■ Passage given
Additionally, greater ownership in private business can motivate employees to perform at a higher level, with 60 percent of the Kelly survey respondents saying profit-sharing would be a big incentive. Kelly surveyed approximately 134,000 people in 29 countries across North America, Europe and the Asia-Pacific region.

 

The idea of giving employees a “slice of the pie” is gaining in appeal. Almost 40 percent of respondents say that some of their compensation is tied to individual, group or company performance targets. Of those who do not have such an arrangement, more than a third would like to see this practice adopted by their employers.
  
Geographically, 65 percent of those in the Asia-Pacific region say that profit sharing would motivate them to “perform more productively” — that’s higher than in North America and Europe. Aside from salary, the benefit that rates as most important to Asian employees is training, followed by flexible hours, health benefits, time off and retirement benefits.

 

In Europe, 78 percent say employers should take some responsibility for employee health and well-being, compared to 82 percent in Asia-Pacific.

 

  • At the high end of the market, hiring seems to be picking up slightly. Another recent survey, conducted by the Association of Executive Search Consultants (AESC) shows that executive-level recruitment this year is rising more than it has in the past 15 months. North America seems to be emerging from the recession “first and strongest,” according to the report, followed by Asia-Pacific and other emerging markets. Europe is lagging, with flat results from quarter one to quarter two this year.

 

  • Yet when viewed through another lens, the global labor market is worsening. In describing its newest report, the United Nation’s International Labour Organization (ILO), says that the world economic crisis has spurred a record increase in youth unemployment.

    “Global youth unemployment has reached its highest level on record, and is expected to increase through 2010,” the ILO said in the report, ILO Global Employment Trends for Youth 2010. The study was issued to coincide with the launch of the U.N. International Youth Year August 12.

    ILO says that “of some 620 million economically active youth aged 15 to 24 years, 81 million were unemployed at the end of 2009 — the highest number ever. This is 7.8 million more than the global number in 2007. The youth unemployment rate increased from 11.9 percent in 2007 to 13.0 percent in 2009.”

 

In most regions, young women continued to be the hardest hit by unemployment. Only in what the ILO calls “developed economies” and the European Union were young males harder hit. In particular, unemployed youths in the U.K. and Spain seem to be giving up their employment search in the greatest numbers.

■ Instruction 1
According to the labor market passage, how many people did Kelly survey, and in how many countries?
■ Instruction 2
List the benefits other than salary that the labor market passage says Asian employees rate as important, in the order given.
The items in the data listing are separate material, unrelated to the labor market passage.

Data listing

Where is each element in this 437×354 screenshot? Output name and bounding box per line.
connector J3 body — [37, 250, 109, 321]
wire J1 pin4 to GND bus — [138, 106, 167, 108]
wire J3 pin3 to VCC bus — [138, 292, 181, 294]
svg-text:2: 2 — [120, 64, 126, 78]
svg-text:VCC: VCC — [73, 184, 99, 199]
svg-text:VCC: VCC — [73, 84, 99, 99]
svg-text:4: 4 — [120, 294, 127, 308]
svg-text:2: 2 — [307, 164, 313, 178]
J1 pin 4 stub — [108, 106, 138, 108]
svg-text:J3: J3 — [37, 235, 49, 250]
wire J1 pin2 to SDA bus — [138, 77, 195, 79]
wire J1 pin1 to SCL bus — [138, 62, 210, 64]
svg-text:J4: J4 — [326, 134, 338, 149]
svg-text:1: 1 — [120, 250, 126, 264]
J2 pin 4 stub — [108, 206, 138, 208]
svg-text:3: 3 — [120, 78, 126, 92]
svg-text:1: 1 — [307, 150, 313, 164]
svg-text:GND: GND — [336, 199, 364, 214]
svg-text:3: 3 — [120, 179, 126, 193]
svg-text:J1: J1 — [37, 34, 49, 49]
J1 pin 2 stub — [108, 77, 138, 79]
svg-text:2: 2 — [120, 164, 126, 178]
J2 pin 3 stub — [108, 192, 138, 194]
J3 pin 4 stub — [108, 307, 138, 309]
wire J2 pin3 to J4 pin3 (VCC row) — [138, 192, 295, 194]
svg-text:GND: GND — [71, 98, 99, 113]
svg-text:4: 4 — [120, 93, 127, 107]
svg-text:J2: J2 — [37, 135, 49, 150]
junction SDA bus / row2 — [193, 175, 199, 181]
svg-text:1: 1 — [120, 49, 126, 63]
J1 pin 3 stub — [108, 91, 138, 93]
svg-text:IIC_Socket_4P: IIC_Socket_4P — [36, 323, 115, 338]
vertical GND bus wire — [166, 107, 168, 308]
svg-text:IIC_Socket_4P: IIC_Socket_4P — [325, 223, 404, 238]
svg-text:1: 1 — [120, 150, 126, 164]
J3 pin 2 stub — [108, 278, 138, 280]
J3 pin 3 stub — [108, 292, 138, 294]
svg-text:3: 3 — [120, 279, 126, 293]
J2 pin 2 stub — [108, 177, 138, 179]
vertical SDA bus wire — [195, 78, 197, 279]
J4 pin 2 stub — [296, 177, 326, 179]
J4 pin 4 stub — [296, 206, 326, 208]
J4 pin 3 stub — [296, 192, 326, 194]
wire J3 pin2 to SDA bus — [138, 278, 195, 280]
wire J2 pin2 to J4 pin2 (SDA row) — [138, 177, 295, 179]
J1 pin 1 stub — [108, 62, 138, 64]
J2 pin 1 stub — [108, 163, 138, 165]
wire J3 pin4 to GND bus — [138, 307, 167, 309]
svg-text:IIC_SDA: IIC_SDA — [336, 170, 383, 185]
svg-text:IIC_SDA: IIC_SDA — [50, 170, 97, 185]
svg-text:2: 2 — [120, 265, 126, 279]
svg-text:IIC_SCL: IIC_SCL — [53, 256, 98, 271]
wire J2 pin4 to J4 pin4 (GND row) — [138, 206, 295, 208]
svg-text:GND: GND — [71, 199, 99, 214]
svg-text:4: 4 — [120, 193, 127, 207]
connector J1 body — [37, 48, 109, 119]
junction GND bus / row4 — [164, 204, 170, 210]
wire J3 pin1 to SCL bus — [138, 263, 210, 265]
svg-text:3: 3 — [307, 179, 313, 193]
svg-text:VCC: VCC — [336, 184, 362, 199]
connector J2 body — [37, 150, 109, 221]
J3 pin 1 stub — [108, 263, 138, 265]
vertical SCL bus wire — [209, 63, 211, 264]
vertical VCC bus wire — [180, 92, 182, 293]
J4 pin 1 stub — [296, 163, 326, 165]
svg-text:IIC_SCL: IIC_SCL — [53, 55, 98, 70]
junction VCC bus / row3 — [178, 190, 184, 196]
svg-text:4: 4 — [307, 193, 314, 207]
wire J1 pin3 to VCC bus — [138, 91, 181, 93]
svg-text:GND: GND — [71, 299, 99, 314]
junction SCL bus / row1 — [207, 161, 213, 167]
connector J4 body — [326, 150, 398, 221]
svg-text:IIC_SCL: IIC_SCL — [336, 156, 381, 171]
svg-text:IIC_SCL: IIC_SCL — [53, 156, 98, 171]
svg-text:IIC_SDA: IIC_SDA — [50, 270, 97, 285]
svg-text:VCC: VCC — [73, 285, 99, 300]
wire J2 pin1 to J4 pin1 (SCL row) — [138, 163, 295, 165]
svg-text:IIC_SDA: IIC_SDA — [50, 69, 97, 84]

■ Finished answer 1
Approximately 134,000 people in 29 countries.

■ Finished answer 2
Training, flexible hours, health benefits, time off, and retirement benefits.